-- AIM --
Pick every line from the data that holds the word "JSON".

-- DATASET --
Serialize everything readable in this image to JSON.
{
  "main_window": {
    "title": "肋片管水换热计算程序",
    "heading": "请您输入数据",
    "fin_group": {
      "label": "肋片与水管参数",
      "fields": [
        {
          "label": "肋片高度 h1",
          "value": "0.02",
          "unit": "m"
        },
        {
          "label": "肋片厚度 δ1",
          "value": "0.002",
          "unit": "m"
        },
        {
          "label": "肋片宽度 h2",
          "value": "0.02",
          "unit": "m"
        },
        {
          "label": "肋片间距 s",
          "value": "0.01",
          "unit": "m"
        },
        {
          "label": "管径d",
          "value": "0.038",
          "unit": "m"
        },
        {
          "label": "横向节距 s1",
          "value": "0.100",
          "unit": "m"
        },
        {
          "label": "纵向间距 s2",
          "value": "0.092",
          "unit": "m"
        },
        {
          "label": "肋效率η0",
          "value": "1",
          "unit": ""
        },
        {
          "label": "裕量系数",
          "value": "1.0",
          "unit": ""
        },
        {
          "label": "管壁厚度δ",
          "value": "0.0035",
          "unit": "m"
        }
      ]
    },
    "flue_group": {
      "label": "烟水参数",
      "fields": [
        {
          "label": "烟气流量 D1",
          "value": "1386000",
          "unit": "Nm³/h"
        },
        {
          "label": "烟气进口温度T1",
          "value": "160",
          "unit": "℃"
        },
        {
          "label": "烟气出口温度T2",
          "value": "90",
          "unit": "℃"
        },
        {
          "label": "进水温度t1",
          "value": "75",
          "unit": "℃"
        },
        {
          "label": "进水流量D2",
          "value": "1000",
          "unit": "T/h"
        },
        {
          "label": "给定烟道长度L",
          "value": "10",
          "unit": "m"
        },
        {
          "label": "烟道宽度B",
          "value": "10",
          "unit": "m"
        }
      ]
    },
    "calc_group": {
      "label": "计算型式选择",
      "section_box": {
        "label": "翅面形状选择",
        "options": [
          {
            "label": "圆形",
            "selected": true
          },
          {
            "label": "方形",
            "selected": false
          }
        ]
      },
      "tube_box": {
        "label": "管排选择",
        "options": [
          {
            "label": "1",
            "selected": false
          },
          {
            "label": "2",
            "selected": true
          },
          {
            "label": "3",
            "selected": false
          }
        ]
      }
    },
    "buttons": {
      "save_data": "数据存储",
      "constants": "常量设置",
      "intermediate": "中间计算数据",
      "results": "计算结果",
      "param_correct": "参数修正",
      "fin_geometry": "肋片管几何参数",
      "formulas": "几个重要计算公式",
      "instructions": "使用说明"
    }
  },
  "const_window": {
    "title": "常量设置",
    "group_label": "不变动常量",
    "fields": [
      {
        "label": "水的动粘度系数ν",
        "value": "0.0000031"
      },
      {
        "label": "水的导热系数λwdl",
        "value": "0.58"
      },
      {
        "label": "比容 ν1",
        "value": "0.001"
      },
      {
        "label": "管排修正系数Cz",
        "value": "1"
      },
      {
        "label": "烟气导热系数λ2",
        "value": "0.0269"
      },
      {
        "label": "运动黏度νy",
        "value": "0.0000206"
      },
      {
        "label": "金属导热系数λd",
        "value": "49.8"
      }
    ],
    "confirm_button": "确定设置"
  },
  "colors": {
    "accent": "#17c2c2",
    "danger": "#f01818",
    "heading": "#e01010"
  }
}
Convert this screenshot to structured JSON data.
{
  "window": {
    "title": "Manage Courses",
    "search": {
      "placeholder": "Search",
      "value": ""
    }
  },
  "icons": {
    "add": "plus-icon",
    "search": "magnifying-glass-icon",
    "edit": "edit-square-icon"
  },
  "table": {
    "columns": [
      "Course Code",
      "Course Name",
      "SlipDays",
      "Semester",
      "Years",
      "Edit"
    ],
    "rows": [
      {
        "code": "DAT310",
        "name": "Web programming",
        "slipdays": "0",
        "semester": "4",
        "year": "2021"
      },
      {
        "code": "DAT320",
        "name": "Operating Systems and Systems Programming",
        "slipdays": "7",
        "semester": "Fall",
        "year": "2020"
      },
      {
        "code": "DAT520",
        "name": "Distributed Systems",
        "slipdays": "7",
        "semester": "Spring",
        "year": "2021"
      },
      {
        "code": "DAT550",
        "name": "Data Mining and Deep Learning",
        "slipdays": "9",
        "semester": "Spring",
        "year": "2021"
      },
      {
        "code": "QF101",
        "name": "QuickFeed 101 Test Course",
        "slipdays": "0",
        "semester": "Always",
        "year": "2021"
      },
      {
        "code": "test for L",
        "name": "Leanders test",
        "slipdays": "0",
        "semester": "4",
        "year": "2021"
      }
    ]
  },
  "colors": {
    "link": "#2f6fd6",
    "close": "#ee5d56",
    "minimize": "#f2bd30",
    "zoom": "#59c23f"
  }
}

-- EXPECTED OUTPUT --
Serialize everything readable in this image to JSON.
Convert this screenshot to structured JSON data.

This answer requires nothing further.